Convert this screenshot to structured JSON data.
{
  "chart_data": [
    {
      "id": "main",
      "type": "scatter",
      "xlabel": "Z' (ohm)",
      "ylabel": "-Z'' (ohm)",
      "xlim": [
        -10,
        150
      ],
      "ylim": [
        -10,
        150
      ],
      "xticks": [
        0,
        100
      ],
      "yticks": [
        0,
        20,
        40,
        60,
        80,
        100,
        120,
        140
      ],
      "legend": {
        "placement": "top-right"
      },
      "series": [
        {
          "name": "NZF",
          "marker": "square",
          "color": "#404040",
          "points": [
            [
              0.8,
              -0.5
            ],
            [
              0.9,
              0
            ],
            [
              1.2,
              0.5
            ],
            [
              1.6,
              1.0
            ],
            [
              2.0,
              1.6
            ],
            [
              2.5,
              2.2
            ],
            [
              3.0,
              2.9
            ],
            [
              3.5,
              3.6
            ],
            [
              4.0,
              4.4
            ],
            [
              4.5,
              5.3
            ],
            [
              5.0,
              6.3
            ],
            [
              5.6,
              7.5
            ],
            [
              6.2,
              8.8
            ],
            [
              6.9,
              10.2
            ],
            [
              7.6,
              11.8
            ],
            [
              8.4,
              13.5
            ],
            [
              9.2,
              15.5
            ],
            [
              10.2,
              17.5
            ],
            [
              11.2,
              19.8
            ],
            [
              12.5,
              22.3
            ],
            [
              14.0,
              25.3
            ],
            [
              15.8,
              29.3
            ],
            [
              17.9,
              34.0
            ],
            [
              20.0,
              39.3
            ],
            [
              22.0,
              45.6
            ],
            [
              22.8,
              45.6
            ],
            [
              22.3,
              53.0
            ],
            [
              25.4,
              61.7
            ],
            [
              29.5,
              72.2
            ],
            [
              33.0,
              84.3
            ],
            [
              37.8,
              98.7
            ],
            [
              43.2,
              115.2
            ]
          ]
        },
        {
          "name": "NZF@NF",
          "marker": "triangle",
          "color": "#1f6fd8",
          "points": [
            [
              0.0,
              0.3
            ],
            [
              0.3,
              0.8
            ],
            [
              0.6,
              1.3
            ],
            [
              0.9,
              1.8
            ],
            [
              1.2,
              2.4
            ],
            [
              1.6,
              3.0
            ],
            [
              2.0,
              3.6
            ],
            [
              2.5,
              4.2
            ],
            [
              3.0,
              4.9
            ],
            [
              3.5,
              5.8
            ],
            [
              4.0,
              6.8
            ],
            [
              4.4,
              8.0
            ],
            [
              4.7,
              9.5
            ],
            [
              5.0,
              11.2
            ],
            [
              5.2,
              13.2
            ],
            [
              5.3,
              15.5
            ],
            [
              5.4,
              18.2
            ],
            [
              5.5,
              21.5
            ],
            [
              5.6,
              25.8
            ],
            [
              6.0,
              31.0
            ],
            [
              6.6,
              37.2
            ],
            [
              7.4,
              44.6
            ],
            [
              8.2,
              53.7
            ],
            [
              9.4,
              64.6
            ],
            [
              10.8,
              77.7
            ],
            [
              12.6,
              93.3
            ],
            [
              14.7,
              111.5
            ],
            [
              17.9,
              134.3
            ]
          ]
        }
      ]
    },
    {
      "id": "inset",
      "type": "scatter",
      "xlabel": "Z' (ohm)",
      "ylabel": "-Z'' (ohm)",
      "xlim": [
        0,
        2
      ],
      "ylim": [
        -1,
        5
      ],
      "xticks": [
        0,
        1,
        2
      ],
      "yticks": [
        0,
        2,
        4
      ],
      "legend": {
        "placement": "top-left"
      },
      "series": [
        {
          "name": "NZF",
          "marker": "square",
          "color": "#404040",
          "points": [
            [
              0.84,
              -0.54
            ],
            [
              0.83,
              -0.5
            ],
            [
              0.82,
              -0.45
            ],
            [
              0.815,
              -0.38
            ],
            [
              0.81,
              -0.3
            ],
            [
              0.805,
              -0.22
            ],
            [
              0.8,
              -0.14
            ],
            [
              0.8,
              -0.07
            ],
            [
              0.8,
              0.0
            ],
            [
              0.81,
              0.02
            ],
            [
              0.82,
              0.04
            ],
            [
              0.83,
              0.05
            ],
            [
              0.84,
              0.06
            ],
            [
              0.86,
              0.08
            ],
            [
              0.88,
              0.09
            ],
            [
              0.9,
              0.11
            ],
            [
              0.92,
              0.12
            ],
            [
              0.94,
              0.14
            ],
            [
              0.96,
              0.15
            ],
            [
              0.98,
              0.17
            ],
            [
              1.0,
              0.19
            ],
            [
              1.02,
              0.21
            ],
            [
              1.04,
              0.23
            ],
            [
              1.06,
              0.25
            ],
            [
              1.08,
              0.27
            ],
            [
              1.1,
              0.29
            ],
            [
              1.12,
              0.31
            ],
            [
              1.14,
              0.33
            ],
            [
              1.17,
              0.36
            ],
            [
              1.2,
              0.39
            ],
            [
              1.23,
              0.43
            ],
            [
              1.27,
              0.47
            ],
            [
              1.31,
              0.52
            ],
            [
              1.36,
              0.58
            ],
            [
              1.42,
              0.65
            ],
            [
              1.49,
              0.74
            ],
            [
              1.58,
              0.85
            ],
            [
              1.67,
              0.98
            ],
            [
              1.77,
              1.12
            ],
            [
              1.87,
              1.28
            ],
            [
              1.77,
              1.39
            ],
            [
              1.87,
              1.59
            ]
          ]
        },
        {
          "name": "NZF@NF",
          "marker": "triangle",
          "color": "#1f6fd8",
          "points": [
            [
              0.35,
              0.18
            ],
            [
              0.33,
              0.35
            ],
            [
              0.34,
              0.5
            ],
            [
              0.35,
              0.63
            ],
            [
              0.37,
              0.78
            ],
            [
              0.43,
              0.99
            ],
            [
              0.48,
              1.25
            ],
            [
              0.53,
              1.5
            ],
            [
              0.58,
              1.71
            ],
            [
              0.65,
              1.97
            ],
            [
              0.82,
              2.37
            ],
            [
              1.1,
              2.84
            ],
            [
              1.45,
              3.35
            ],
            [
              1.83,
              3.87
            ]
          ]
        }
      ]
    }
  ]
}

**Work instructions:** Transcribe every entry word for word.

**The solution:**
Convert this screenshot to structured JSON data.
{
  "chart_data": [
    {
      "id": "main",
      "type": "scatter",
      "xlabel": "Z' (ohm)",
      "ylabel": "-Z'' (ohm)",
      "xlim": [
        -10,
        150
      ],
      "ylim": [
        -10,
        150
      ],
      "xticks": [
        0,
        100
      ],
      "yticks": [
        0,
        20,
        40,
        60,
        80,
        100,
        120,
        140
      ],
      "legend": {
        "placement": "top-right"
      },
      "series": [
        {
          "name": "NZF",
          "marker": "square",
          "color": "#404040",
          "points": [
            [
              0.8,
              -0.5
            ],
            [
              0.9,
              0
            ],
            [
              1.2,
              0.5
            ],
            [
              1.6,
              1.0
            ],
            [
              2.0,
              1.6
            ],
            [
              2.5,
              2.2
            ],
            [
              3.0,
              2.9
            ],
            [
              3.5,
              3.6
            ],
            [
              4.0,
              4.4
            ],
            [
              4.5,
              5.3
            ],
            [
              5.0,
              6.3
            ],
            [
              5.6,
              7.5
            ],
            [
              6.2,
              8.8
            ],
            [
              6.9,
              10.2
            ],
            [
              7.6,
              11.8
            ],
            [
              8.4,
              13.5
            ],
            [
              9.2,
              15.5
            ],
            [
              10.2,
              17.5
            ],
            [
              11.2,
              19.8
            ],
            [
              12.5,
              22.3
            ],
            [
              14.0,
              25.3
            ],
            [
              15.8,
              29.3
            ],
            [
              17.9,
              34.0
            ],
            [
              20.0,
              39.3
            ],
            [
              22.0,
              45.6
            ],
            [
              22.8,
              45.6
            ],
            [
              22.3,
              53.0
            ],
            [
              25.4,
              61.7
            ],
            [
              29.5,
              72.2
            ],
            [
              33.0,
              84.3
            ],
            [
              37.8,
              98.7
            ],
            [
              43.2,
              115.2
            ]
          ]
        },
        {
          "name": "NZF@NF",
          "marker": "triangle",
          "color": "#1f6fd8",
          "points": [
            [
              0.0,
              0.3
            ],
            [
              0.3,
              0.8
            ],
            [
              0.6,
              1.3
            ],
            [
              0.9,
              1.8
            ],
            [
              1.2,
              2.4
            ],
            [
              1.6,
              3.0
            ],
            [
              2.0,
              3.6
            ],
            [
              2.5,
              4.2
            ],
            [
              3.0,
              4.9
            ],
            [
              3.5,
              5.8
            ],
            [
              4.0,
              6.8
            ],
            [
              4.4,
              8.0
            ],
            [
              4.7,
              9.5
            ],
            [
              5.0,
              11.2
            ],
            [
              5.2,
              13.2
            ],
            [
              5.3,
              15.5
            ],
            [
              5.4,
              18.2
            ],
            [
              5.5,
              21.5
            ],
            [
              5.6,
              25.8
            ],
            [
              6.0,
              31.0
            ],
            [
              6.6,
              37.2
            ],
            [
              7.4,
              44.6
            ],
            [
              8.2,
              53.7
            ],
            [
              9.4,
              64.6
            ],
            [
              10.8,
              77.7
            ],
            [
              12.6,
              93.3
            ],
            [
              14.7,
              111.5
            ],
            [
              17.9,
              134.3
            ]
          ]
        }
      ]
    },
    {
      "id": "inset",
      "type": "scatter",
      "xlabel": "Z' (ohm)",
      "ylabel": "-Z'' (ohm)",
      "xlim": [
        0,
        2
      ],
      "ylim": [
        -1,
        5
      ],
      "xticks": [
        0,
        1,
        2
      ],
      "yticks": [
        0,
        2,
        4
      ],
      "legend": {
        "placement": "top-left"
      },
      "series": [
        {
          "name": "NZF",
          "marker": "square",
          "color": "#404040",
          "points": [
            [
              0.84,
              -0.54
            ],
            [
              0.83,
              -0.5
            ],
            [
              0.82,
              -0.45
            ],
            [
              0.815,
              -0.38
            ],
            [
              0.81,
              -0.3
            ],
            [
              0.805,
              -0.22
            ],
            [
              0.8,
              -0.14
            ],
            [
              0.8,
              -0.07
            ],
            [
              0.8,
              0.0
            ],
            [
              0.81,
              0.02
            ],
            [
              0.82,
              0.04
            ],
            [
              0.83,
              0.05
            ],
            [
              0.84,
              0.06
            ],
            [
              0.86,
              0.08
            ],
            [
              0.88,
              0.09
            ],
            [
              0.9,
              0.11
            ],
            [
              0.92,
              0.12
            ],
            [
              0.94,
              0.14
            ],
            [
              0.96,
              0.15
            ],
            [
              0.98,
              0.17
            ],
            [
              1.0,
              0.19
            ],
            [
              1.02,
              0.21
            ],
            [
              1.04,
              0.23
            ],
            [
              1.06,
              0.25
            ],
            [
              1.08,
              0.27
            ],
            [
              1.1,
              0.29
            ],
            [
              1.12,
              0.31
            ],
            [
              1.14,
              0.33
            ],
            [
              1.17,
              0.36
            ],
            [
              1.2,
              0.39
            ],
            [
              1.23,
              0.43
            ],
            [
              1.27,
              0.47
            ],
            [
              1.31,
              0.52
            ],
            [
              1.36,
              0.58
            ],
            [
              1.42,
              0.65
            ],
            [
              1.49,
              0.74
            ],
            [
              1.58,
              0.85
            ],
            [
              1.67,
              0.98
            ],
            [
              1.77,
              1.12
            ],
            [
              1.87,
              1.28
            ],
            [
              1.77,
              1.39
            ],
            [
              1.87,
              1.59
            ]
          ]
        },
        {
          "name": "NZF@NF",
          "marker": "triangle",
          "color": "#1f6fd8",
          "points": [
            [
              0.35,
              0.18
            ],
            [
              0.33,
              0.35
            ],
            [
              0.34,
              0.5
            ],
            [
              0.35,
              0.63
            ],
            [
              0.37,
              0.78
            ],
            [
              0.43,
              0.99
            ],
            [
              0.48,
              1.25
            ],
            [
              0.53,
              1.5
            ],
            [
              0.58,
              1.71
            ],
            [
              0.65,
              1.97
            ],
            [
              0.82,
              2.37
            ],
            [
              1.1,
              2.84
            ],
            [
              1.45,
              3.35
            ],
            [
              1.83,
              3.87
            ]
          ]
        }
      ]
    }
  ]
}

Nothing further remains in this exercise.